▶ **Stated exercise**: Transcribe only the part of the listing below that begins at the line containing "What text is on this page?" and runs to its final line, keeping both ends.

------------------------

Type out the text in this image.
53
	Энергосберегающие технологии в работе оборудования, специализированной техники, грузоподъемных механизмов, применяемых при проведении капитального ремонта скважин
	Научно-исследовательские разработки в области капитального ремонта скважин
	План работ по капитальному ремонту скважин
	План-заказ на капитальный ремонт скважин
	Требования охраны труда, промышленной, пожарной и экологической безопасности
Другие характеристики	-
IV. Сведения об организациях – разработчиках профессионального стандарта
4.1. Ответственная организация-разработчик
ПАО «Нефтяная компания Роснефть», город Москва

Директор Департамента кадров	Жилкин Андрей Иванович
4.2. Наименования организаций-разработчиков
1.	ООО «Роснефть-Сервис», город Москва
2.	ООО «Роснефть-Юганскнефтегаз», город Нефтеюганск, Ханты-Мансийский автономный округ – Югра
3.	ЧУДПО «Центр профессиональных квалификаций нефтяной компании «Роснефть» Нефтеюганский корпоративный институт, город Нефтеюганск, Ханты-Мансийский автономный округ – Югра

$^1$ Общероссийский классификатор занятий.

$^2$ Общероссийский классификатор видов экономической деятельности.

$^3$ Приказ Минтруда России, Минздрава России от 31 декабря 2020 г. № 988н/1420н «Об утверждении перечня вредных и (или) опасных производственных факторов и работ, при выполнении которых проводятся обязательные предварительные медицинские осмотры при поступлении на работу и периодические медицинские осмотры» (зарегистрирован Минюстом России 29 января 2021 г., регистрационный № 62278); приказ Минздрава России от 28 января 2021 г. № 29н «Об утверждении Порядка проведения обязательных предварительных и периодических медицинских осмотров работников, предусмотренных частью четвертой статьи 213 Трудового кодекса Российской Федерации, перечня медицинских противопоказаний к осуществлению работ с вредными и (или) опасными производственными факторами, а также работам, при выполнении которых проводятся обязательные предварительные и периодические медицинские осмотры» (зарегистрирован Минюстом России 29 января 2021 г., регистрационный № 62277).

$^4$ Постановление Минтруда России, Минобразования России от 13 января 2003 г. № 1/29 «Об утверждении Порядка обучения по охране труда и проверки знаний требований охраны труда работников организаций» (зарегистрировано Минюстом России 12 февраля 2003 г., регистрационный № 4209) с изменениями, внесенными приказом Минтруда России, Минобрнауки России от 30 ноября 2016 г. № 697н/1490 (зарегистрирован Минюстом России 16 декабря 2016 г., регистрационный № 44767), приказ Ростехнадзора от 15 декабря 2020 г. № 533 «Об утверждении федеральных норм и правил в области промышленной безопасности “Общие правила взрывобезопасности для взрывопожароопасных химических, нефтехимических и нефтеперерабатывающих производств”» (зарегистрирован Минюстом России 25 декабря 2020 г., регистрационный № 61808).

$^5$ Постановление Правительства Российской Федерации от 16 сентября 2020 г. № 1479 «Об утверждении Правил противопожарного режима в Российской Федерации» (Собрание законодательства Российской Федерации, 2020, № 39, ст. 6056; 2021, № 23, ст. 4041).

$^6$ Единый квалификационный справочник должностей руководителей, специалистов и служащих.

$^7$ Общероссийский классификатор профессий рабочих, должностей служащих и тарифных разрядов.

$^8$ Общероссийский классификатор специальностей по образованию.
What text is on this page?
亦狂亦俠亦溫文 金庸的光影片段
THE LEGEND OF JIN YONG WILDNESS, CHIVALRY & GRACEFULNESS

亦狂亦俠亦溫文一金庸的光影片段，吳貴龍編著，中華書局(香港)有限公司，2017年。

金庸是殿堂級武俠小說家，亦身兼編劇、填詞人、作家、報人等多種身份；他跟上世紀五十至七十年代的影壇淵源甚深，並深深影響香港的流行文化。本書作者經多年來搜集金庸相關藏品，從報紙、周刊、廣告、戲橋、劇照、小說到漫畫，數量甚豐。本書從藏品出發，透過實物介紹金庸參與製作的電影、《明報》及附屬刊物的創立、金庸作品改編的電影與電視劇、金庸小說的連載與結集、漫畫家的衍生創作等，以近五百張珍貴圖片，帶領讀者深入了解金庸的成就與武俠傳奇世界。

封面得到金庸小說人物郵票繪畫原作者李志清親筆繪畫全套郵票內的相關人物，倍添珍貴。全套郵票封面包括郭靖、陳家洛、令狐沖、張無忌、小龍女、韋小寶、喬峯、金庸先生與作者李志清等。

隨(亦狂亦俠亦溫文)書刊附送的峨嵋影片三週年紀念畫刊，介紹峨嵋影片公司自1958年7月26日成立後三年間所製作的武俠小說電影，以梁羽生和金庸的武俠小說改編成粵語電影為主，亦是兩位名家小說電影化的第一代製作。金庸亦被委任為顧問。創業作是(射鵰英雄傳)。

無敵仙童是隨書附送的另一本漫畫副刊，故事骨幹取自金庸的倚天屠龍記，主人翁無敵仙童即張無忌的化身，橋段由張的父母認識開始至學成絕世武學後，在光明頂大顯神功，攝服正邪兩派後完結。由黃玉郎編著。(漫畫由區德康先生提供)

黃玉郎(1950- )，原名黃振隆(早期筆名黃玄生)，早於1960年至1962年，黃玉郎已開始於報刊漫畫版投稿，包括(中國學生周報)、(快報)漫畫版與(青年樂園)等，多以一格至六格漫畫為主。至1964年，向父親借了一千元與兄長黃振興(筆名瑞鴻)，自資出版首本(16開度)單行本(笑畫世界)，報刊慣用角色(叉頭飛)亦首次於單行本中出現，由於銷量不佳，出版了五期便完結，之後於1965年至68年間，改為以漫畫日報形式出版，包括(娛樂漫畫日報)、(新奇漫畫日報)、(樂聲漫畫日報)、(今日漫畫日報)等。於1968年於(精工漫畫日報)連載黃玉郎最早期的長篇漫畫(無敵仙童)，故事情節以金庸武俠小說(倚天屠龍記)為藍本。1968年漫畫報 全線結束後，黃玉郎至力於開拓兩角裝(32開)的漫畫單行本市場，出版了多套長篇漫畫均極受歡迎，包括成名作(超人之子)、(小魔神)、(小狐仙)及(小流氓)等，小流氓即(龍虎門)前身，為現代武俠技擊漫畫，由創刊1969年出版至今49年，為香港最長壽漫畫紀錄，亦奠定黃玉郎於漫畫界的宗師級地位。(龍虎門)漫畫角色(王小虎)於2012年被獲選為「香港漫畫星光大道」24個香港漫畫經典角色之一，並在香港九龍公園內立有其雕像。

------------------------

▶ **Task solution**:
What text is on this page?
亦狂亦俠亦溫文 金庸的光影片段
THE LEGEND OF JIN YONG WILDNESS, CHIVALRY & GRACEFULNESS

亦狂亦俠亦溫文一金庸的光影片段，吳貴龍編著，中華書局(香港)有限公司，2017年。

金庸是殿堂級武俠小說家，亦身兼編劇、填詞人、作家、報人等多種身份；他跟上世紀五十至七十年代的影壇淵源甚深，並深深影響香港的流行文化。本書作者經多年來搜集金庸相關藏品，從報紙、周刊、廣告、戲橋、劇照、小說到漫畫，數量甚豐。本書從藏品出發，透過實物介紹金庸參與製作的電影、《明報》及附屬刊物的創立、金庸作品改編的電影與電視劇、金庸小說的連載與結集、漫畫家的衍生創作等，以近五百張珍貴圖片，帶領讀者深入了解金庸的成就與武俠傳奇世界。

封面得到金庸小說人物郵票繪畫原作者李志清親筆繪畫全套郵票內的相關人物，倍添珍貴。全套郵票封面包括郭靖、陳家洛、令狐沖、張無忌、小龍女、韋小寶、喬峯、金庸先生與作者李志清等。

隨(亦狂亦俠亦溫文)書刊附送的峨嵋影片三週年紀念畫刊，介紹峨嵋影片公司自1958年7月26日成立後三年間所製作的武俠小說電影，以梁羽生和金庸的武俠小說改編成粵語電影為主，亦是兩位名家小說電影化的第一代製作。金庸亦被委任為顧問。創業作是(射鵰英雄傳)。

無敵仙童是隨書附送的另一本漫畫副刊，故事骨幹取自金庸的倚天屠龍記，主人翁無敵仙童即張無忌的化身，橋段由張的父母認識開始至學成絕世武學後，在光明頂大顯神功，攝服正邪兩派後完結。由黃玉郎編著。(漫畫由區德康先生提供)

黃玉郎(1950- )，原名黃振隆(早期筆名黃玄生)，早於1960年至1962年，黃玉郎已開始於報刊漫畫版投稿，包括(中國學生周報)、(快報)漫畫版與(青年樂園)等，多以一格至六格漫畫為主。至1964年，向父親借了一千元與兄長黃振興(筆名瑞鴻)，自資出版首本(16開度)單行本(笑畫世界)，報刊慣用角色(叉頭飛)亦首次於單行本中出現，由於銷量不佳，出版了五期便完結，之後於1965年至68年間，改為以漫畫日報形式出版，包括(娛樂漫畫日報)、(新奇漫畫日報)、(樂聲漫畫日報)、(今日漫畫日報)等。於1968年於(精工漫畫日報)連載黃玉郎最早期的長篇漫畫(無敵仙童)，故事情節以金庸武俠小說(倚天屠龍記)為藍本。1968年漫畫報 全線結束後，黃玉郎至力於開拓兩角裝(32開)的漫畫單行本市場，出版了多套長篇漫畫均極受歡迎，包括成名作(超人之子)、(小魔神)、(小狐仙)及(小流氓)等，小流氓即(龍虎門)前身，為現代武俠技擊漫畫，由創刊1969年出版至今49年，為香港最長壽漫畫紀錄，亦奠定黃玉郎於漫畫界的宗師級地位。(龍虎門)漫畫角色(王小虎)於2012年被獲選為「香港漫畫星光大道」24個香港漫畫經典角色之一，並在香港九龍公園內立有其雕像。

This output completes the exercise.